Brief -> If a line in the data below holds the word "Kronobergs", copy it.

Data provided ->
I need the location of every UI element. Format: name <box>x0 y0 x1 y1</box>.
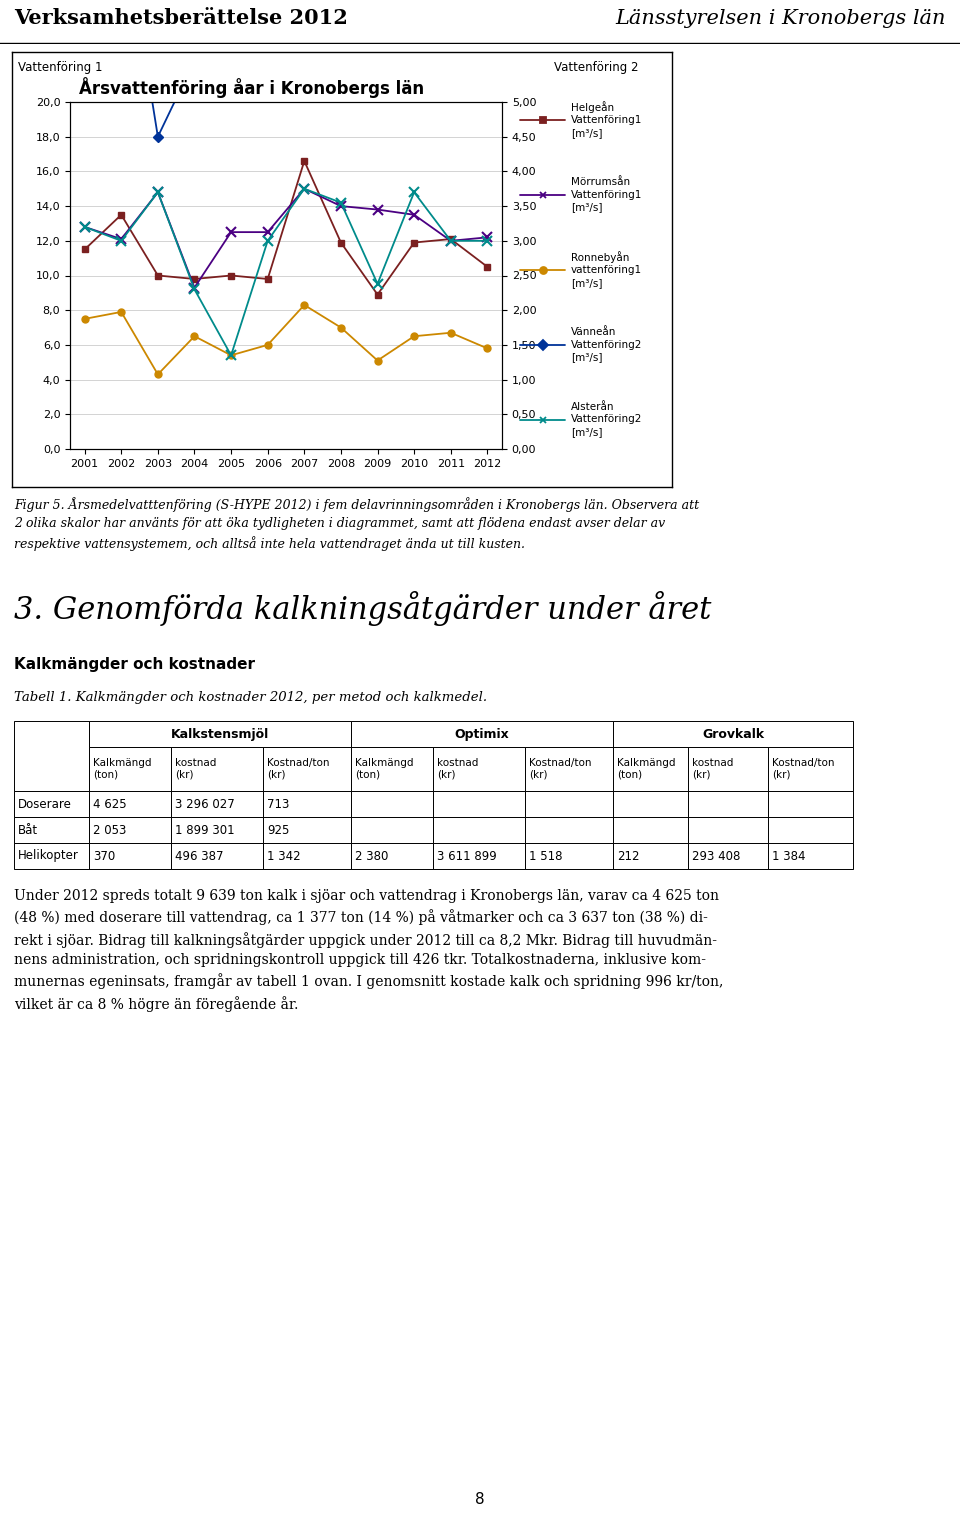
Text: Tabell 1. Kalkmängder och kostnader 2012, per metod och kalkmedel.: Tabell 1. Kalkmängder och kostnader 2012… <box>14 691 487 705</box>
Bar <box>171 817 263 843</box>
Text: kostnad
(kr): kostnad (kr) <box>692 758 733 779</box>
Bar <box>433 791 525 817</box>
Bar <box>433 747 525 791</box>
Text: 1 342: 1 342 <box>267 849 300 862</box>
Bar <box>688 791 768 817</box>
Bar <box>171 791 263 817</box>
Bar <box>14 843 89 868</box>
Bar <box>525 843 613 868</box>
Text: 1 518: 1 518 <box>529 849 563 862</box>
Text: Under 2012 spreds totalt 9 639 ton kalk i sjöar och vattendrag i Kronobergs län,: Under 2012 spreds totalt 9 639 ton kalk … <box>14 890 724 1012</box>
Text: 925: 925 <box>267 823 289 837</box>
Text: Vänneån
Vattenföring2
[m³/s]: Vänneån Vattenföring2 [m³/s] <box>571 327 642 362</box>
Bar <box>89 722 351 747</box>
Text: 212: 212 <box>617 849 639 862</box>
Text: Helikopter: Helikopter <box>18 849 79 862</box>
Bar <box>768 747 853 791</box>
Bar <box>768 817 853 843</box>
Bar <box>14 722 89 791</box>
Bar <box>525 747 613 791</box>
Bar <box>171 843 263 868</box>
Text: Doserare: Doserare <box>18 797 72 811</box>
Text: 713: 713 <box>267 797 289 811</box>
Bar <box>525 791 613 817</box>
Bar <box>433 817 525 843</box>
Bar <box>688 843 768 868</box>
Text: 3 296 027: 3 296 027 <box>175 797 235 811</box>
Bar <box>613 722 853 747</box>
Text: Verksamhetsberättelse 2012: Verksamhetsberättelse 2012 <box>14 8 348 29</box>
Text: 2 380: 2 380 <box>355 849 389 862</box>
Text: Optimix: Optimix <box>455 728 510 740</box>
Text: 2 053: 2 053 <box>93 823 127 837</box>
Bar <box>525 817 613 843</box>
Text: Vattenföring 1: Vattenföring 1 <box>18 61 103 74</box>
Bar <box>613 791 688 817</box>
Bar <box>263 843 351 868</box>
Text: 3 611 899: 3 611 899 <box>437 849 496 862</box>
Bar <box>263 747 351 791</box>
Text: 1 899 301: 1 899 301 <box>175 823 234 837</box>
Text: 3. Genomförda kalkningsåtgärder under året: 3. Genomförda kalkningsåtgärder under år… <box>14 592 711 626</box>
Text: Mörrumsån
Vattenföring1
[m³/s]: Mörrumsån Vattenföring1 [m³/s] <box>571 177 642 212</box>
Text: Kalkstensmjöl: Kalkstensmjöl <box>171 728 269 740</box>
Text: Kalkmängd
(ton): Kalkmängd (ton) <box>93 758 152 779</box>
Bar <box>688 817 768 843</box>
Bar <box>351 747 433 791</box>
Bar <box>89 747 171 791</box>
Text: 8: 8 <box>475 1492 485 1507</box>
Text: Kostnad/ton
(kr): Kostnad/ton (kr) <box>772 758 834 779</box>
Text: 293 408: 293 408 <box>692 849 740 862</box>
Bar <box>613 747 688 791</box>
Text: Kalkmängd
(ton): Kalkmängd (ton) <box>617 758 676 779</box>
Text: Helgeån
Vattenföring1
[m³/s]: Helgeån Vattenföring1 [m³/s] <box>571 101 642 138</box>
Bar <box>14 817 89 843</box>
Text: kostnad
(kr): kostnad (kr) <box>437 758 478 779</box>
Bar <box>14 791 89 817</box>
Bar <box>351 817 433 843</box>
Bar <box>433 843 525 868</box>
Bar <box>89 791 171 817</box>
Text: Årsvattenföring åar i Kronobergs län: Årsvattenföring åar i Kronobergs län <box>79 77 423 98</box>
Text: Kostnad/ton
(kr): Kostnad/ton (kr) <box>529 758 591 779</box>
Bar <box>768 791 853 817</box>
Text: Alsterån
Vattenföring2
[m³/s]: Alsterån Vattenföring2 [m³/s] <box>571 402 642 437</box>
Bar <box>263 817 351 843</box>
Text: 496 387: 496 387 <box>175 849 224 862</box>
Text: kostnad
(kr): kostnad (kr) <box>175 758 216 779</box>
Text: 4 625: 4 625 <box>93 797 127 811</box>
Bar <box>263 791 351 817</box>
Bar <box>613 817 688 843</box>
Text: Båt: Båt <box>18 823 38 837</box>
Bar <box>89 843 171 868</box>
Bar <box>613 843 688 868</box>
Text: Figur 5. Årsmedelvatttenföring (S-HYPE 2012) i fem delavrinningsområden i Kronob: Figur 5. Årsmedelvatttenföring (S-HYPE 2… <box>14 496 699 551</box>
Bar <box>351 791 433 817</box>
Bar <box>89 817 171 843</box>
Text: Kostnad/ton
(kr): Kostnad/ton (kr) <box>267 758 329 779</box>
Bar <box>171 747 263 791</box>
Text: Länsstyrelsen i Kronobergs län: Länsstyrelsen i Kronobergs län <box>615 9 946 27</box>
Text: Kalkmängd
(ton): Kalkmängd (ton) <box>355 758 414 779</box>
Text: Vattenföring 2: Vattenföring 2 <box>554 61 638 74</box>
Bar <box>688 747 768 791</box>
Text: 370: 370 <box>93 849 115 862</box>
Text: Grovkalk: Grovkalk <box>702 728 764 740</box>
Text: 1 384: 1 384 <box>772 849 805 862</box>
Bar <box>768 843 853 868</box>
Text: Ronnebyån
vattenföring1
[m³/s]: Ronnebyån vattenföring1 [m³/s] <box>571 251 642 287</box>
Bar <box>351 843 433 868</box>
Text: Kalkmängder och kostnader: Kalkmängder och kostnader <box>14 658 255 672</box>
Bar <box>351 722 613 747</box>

Response area ->
Text: Under 2012 spreds totalt 9 639 ton kalk i sjöar och vattendrag i Kronobergs län,: Under 2012 spreds totalt 9 639 ton kalk … <box>14 890 724 1012</box>
Text: Årsvattenföring åar i Kronobergs län: Årsvattenföring åar i Kronobergs län <box>79 77 423 98</box>
Text: Länsstyrelsen i Kronobergs län: Länsstyrelsen i Kronobergs län <box>615 9 946 27</box>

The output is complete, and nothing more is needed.